→ **GIVEN ENTRIES**
┏━━

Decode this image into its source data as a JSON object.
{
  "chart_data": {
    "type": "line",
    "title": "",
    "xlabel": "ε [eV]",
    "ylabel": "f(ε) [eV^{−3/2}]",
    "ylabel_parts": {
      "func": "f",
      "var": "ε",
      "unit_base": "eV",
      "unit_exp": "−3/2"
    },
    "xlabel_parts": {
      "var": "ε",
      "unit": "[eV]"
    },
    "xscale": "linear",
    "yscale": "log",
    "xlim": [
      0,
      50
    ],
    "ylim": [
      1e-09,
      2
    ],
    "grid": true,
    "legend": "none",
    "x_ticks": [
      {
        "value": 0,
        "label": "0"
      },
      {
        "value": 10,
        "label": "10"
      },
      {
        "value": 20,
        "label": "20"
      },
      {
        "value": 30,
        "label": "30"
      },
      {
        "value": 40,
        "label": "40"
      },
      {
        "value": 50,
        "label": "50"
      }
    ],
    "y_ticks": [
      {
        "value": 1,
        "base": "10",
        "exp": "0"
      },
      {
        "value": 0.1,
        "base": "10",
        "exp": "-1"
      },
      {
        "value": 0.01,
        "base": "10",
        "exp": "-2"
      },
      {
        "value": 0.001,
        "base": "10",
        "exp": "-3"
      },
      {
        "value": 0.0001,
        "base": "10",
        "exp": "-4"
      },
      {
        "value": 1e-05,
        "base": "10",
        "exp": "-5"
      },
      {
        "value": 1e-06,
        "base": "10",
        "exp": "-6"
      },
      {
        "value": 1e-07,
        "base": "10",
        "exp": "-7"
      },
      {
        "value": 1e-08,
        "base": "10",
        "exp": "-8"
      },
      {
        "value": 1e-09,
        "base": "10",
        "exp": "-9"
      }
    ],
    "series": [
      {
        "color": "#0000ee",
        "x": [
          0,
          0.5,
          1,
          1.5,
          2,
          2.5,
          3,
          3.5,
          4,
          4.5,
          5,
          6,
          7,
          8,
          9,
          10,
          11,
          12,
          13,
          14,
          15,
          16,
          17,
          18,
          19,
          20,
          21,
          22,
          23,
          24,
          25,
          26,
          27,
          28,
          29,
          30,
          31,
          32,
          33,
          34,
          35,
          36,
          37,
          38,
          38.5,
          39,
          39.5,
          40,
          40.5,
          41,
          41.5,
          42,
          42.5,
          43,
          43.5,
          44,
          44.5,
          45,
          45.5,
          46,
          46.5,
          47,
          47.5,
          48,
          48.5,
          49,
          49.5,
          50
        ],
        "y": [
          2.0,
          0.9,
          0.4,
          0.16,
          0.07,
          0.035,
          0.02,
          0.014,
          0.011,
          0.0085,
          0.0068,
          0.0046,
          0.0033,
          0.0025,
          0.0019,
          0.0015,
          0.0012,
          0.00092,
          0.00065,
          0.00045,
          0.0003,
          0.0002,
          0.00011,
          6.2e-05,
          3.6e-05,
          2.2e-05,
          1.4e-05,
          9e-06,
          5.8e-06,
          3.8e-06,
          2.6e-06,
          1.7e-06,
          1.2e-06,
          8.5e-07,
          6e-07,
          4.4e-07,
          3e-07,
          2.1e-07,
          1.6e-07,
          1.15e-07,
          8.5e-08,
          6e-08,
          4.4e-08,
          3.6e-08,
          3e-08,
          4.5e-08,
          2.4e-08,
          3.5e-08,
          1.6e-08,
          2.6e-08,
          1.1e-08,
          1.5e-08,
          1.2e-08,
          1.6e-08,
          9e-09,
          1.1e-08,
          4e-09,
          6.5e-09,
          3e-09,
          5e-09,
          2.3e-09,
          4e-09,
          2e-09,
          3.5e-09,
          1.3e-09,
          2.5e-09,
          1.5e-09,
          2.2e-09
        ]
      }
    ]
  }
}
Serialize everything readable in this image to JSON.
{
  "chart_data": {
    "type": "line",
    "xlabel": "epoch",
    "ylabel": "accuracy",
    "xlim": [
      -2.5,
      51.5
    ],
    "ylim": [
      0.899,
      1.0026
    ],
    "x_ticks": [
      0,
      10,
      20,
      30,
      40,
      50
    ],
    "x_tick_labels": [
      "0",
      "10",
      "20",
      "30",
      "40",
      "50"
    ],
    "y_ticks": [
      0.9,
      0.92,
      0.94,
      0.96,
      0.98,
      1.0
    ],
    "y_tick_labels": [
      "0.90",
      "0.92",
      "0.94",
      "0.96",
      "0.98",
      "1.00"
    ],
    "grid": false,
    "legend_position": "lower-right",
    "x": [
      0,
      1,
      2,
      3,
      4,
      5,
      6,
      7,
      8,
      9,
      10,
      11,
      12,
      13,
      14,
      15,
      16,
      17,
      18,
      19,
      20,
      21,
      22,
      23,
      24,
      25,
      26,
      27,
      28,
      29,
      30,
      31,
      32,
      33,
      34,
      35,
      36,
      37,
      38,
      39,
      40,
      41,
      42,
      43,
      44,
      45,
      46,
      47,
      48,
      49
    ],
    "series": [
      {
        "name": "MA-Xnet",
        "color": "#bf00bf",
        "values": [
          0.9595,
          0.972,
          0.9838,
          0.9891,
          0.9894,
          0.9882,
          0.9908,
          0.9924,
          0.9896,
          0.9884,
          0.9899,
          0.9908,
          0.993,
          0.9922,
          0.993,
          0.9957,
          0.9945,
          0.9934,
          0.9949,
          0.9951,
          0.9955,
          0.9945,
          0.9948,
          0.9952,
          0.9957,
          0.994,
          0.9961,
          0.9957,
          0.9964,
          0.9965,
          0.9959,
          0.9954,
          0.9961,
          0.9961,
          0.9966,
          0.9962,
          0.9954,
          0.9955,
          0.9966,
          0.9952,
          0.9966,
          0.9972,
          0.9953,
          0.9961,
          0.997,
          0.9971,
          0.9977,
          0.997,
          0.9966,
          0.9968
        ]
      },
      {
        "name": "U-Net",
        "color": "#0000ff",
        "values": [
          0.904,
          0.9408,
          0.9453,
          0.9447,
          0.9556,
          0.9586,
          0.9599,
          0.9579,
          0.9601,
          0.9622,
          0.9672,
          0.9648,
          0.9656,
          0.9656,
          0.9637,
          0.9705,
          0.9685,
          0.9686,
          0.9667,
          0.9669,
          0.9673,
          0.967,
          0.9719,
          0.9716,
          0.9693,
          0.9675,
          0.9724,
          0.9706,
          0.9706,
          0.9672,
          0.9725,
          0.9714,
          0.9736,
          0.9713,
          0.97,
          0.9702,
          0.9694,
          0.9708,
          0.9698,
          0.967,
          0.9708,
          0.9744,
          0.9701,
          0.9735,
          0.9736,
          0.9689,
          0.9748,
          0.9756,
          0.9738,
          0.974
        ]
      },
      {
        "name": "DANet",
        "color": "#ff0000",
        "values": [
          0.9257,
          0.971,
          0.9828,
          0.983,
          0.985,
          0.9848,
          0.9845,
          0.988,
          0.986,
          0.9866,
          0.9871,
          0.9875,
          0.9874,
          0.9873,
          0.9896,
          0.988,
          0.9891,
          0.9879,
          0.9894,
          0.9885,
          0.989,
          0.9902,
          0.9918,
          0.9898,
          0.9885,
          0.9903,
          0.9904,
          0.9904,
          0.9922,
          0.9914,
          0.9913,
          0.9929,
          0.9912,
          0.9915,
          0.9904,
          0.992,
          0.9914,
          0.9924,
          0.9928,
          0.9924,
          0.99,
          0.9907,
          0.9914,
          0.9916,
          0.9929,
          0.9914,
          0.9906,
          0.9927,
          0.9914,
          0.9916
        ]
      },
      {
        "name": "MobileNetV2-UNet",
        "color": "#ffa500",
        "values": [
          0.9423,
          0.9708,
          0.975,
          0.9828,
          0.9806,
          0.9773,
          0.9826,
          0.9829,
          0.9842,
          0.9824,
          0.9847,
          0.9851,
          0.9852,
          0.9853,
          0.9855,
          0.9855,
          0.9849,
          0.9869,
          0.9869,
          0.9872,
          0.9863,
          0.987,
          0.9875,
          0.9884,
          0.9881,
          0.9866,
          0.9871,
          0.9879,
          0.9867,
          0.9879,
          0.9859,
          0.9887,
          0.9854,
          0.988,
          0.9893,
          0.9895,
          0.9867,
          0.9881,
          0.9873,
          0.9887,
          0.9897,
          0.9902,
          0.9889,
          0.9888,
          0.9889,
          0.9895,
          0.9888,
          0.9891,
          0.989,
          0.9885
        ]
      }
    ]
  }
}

┗━━

→ **EXERCISE REQUIREMENTS**
Search the entries for "JSON" and copy out each line that has it.

→ **WRITTEN REPLY**
Decode this image into its source data as a JSON object.
Serialize everything readable in this image to JSON.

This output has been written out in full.